__DATA FOR THIS EXERCISE__:
################

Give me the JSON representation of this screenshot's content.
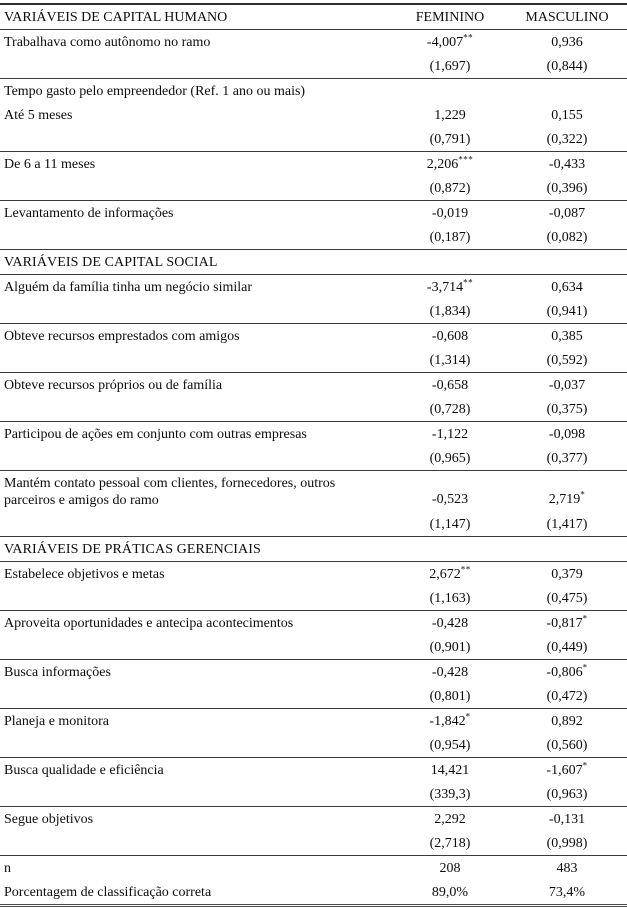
{
  "colors": {
    "background": "#ffffff",
    "text": "#0c0c0c",
    "rule_line": "#3a3a3a",
    "top_border": "#2e2e2e",
    "bottom_border": "#4a4a4a"
  },
  "table": {
    "header": {
      "col1": "VARIÁVEIS DE CAPITAL HUMANO",
      "col2": "FEMININO",
      "col3": "MASCULINO"
    },
    "rows": [
      {
        "type": "coef",
        "label": "Trabalhava como autônomo no ramo",
        "fem": "-4,007",
        "fem_sup": "**",
        "masc": "0,936"
      },
      {
        "type": "se",
        "fem": "(1,697)",
        "masc": "(0,844)",
        "rule": true
      },
      {
        "type": "span",
        "label": "Tempo gasto pelo empreendedor (Ref. 1 ano ou mais)"
      },
      {
        "type": "coef",
        "label": "Até 5 meses",
        "fem": "1,229",
        "masc": "0,155"
      },
      {
        "type": "se",
        "fem": "(0,791)",
        "masc": "(0,322)",
        "rule": true
      },
      {
        "type": "coef",
        "label": "De 6 a 11 meses",
        "fem": "2,206",
        "fem_sup": "***",
        "masc": "-0,433"
      },
      {
        "type": "se",
        "fem": "(0,872)",
        "masc": "(0,396)",
        "rule": true
      },
      {
        "type": "coef",
        "label": "Levantamento de informações",
        "fem": "-0,019",
        "masc": "-0,087"
      },
      {
        "type": "se",
        "fem": "(0,187)",
        "masc": "(0,082)",
        "rule": true
      },
      {
        "type": "section",
        "label": "VARIÁVEIS DE CAPITAL SOCIAL",
        "rule": true
      },
      {
        "type": "coef",
        "label": "Alguém da família tinha um negócio similar",
        "fem": "-3,714",
        "fem_sup": "**",
        "masc": "0,634"
      },
      {
        "type": "se",
        "fem": "(1,834)",
        "masc": "(0,941)",
        "rule": true
      },
      {
        "type": "coef",
        "label": "Obteve recursos emprestados com amigos",
        "fem": "-0,608",
        "masc": "0,385"
      },
      {
        "type": "se",
        "fem": "(1,314)",
        "masc": "(0,592)",
        "rule": true
      },
      {
        "type": "coef",
        "label": "Obteve recursos próprios ou de família",
        "fem": "-0,658",
        "masc": "-0,037"
      },
      {
        "type": "se",
        "fem": "(0,728)",
        "masc": "(0,375)",
        "rule": true
      },
      {
        "type": "coef",
        "label": "Participou de ações em conjunto com outras empresas",
        "fem": "-1,122",
        "masc": "-0,098"
      },
      {
        "type": "se",
        "fem": "(0,965)",
        "masc": "(0,377)",
        "rule": true
      },
      {
        "type": "coef",
        "label": "Mantém contato pessoal com clientes, fornecedores, outros parceiros e amigos do ramo",
        "fem": "-0,523",
        "masc": "2,719",
        "masc_sup": "*",
        "tall": true
      },
      {
        "type": "se",
        "fem": "(1,147)",
        "masc": "(1,417)",
        "rule": true
      },
      {
        "type": "section",
        "label": "VARIÁVEIS DE PRÁTICAS GERENCIAIS",
        "rule": true
      },
      {
        "type": "coef",
        "label": "Estabelece objetivos e metas",
        "fem": "2,672",
        "fem_sup": "**",
        "masc": "0,379"
      },
      {
        "type": "se",
        "fem": "(1,163)",
        "masc": "(0,475)",
        "rule": true
      },
      {
        "type": "coef",
        "label": "Aproveita oportunidades e antecipa acontecimentos",
        "fem": "-0,428",
        "masc": "-0,817",
        "masc_sup": "*"
      },
      {
        "type": "se",
        "fem": "(0,901)",
        "masc": "(0,449)",
        "rule": true
      },
      {
        "type": "coef",
        "label": "Busca informações",
        "fem": "-0,428",
        "masc": "-0,806",
        "masc_sup": "*"
      },
      {
        "type": "se",
        "fem": "(0,801)",
        "masc": "(0,472)",
        "rule": true
      },
      {
        "type": "coef",
        "label": "Planeja e monitora",
        "fem": "-1,842",
        "fem_sup": "*",
        "masc": "0,892"
      },
      {
        "type": "se",
        "fem": "(0,954)",
        "masc": "(0,560)",
        "rule": true
      },
      {
        "type": "coef",
        "label": "Busca qualidade e eficiência",
        "fem": "14,421",
        "masc": "-1,607",
        "masc_sup": "*"
      },
      {
        "type": "se",
        "fem": "(339,3)",
        "masc": "(0,963)",
        "rule": true
      },
      {
        "type": "coef",
        "label": "Segue objetivos",
        "fem": "2,292",
        "masc": "-0,131"
      },
      {
        "type": "se",
        "fem": "(2,718)",
        "masc": "(0,998)",
        "rule": true
      },
      {
        "type": "stat",
        "label": "n",
        "fem": "208",
        "masc": "483"
      },
      {
        "type": "stat",
        "label": "Porcentagem de classificação correta",
        "fem": "89,0%",
        "masc": "73,4%"
      }
    ]
  }
}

################

__WHAT THE TASK ASKS__: Pick out and copy the lines of the material that include the word "amigos".

__RESPONSE TO THIS EXERCISE__:
        "label": "Obteve recursos emprestados com amigos",
        "label": "Mantém contato pessoal com clientes, fornecedores, outros parceiros e amigos do ramo",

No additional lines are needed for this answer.